• **Instructions for the task**
Search the data for the string "Germany" and gather each line it is in.

[Stored data]

════════

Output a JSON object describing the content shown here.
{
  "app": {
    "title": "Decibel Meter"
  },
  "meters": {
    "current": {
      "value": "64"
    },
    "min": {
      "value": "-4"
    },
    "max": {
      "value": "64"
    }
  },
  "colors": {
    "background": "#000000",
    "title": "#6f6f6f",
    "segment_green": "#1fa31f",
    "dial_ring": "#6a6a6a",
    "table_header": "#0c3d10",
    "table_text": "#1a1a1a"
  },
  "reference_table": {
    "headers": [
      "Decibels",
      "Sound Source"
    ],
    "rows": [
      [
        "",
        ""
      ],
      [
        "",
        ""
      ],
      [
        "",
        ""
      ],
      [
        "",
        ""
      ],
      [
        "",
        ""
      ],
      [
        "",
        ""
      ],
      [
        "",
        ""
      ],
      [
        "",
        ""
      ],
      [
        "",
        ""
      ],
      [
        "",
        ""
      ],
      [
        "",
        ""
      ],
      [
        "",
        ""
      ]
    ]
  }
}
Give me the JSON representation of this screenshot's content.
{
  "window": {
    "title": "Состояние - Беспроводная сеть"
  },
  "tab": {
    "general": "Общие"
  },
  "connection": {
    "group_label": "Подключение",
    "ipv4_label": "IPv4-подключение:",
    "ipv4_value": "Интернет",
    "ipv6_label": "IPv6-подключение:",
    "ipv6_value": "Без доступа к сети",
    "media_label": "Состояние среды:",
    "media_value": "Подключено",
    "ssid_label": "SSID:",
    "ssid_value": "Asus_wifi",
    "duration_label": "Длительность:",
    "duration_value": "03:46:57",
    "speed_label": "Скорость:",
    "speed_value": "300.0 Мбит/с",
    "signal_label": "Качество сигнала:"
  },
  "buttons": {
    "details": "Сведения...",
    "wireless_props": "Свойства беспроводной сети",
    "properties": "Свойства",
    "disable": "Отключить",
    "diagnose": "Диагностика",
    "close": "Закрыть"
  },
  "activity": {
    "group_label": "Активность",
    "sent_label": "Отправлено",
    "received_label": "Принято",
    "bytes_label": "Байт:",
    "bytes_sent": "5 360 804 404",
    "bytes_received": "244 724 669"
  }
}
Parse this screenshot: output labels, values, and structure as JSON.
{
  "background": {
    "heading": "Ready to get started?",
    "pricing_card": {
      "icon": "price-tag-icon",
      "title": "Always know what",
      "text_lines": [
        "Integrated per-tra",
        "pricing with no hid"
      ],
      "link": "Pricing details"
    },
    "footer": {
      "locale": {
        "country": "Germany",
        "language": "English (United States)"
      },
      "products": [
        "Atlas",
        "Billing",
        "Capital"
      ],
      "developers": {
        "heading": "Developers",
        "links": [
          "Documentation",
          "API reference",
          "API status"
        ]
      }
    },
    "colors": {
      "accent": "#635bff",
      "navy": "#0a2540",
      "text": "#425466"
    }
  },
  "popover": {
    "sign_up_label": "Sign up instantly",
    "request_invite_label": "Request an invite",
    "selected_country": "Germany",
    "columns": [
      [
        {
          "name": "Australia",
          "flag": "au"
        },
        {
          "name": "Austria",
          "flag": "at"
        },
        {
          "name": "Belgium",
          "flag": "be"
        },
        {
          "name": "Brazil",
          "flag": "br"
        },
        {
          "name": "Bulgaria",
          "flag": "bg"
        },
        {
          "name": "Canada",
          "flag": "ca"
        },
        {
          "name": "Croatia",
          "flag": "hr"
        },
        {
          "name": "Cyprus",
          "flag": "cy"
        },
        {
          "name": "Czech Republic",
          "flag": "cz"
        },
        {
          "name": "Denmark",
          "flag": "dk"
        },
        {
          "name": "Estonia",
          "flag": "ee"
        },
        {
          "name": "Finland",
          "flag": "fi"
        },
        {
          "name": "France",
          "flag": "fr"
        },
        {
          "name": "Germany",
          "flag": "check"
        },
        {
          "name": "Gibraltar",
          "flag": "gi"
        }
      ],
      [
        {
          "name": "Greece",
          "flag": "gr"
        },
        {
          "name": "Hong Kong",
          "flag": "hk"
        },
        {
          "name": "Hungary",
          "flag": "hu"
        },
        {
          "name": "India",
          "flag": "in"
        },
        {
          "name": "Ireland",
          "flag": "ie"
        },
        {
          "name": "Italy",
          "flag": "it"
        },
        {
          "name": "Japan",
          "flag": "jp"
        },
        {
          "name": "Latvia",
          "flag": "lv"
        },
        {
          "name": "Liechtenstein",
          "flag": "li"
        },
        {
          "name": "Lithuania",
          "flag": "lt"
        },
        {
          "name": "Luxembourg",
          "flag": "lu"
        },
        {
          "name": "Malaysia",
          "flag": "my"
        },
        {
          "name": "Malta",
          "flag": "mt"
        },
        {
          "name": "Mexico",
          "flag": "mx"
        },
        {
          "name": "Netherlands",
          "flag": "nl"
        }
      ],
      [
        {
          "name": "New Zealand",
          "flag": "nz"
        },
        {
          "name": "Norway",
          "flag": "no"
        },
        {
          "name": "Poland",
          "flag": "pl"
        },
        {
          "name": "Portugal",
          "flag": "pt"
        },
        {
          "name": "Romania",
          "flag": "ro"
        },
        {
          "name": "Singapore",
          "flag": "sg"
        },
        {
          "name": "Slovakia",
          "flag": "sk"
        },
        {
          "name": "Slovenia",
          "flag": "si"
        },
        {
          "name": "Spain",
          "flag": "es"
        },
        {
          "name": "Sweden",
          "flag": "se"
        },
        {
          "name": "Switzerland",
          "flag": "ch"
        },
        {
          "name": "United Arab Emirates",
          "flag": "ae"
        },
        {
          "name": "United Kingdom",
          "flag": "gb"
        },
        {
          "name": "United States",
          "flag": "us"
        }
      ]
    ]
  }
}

════════

• **Output for this task**
        "country": "Germany",
    "selected_country": "Germany",
          "name": "Germany",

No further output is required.